**Given task**
Transcribe the records below exactly as they appear, omitting any pictures.

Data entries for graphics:
-.-.-
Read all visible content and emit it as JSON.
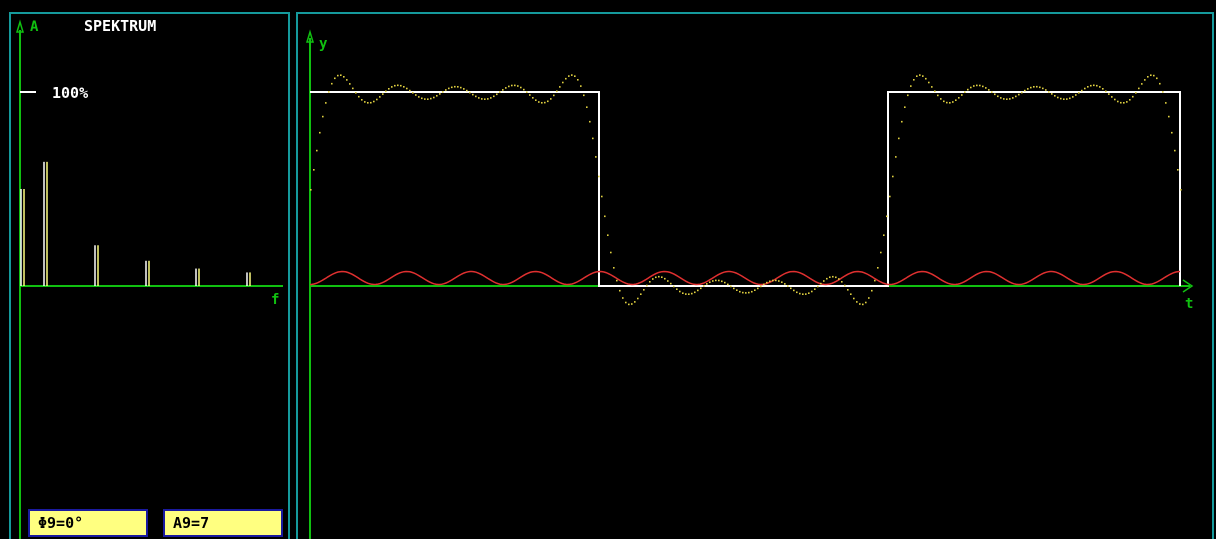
{
  "spectrum": {
    "axis_label_a": "A",
    "title": "SPEKTRUM",
    "ref_label": "100%",
    "axis_label_f": "f",
    "amplitudes": [
      0.5,
      0.64,
      0.21,
      0.13,
      0.09,
      0.07
    ],
    "bar_color": "#ffff80"
  },
  "waveform": {
    "axis_label_y": "y",
    "axis_label_t": "t",
    "square_color": "#ffffff",
    "fourier_color": "#e0d040",
    "harmonic_color": "#e03030",
    "axis_color": "#10c010"
  },
  "params": {
    "phase_label": "Φ9=0°",
    "amp_label": "A9=7"
  }
}
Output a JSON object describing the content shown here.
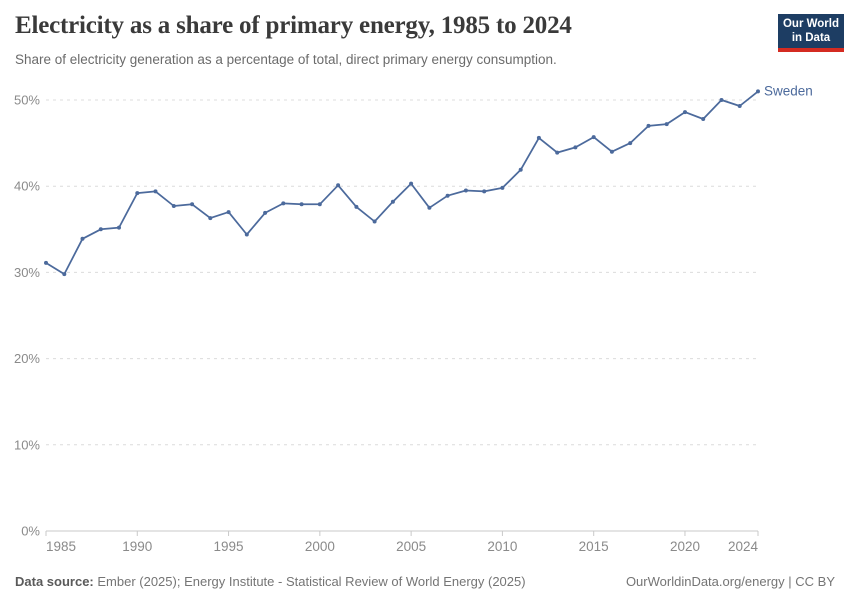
-.-.-
**Output of the task**
Read all visible content and emit it as JSON.
{
  "spectrum": {
    "axis_label_a": "A",
    "title": "SPEKTRUM",
    "ref_label": "100%",
    "axis_label_f": "f",
    "amplitudes": [
      0.5,
      0.64,
      0.21,
      0.13,
      0.09,
      0.07
    ],
    "bar_color": "#ffff80"
  },
  "waveform": {
    "axis_label_y": "y",
    "axis_label_t": "t",
    "square_color": "#ffffff",
    "fourier_color": "#e0d040",
    "harmonic_color": "#e03030",
    "axis_color": "#10c010"
  },
  "params": {
    "phase_label": "Φ9=0°",
    "amp_label": "A9=7"
  }
}
Output a JSON object describing the content shown here.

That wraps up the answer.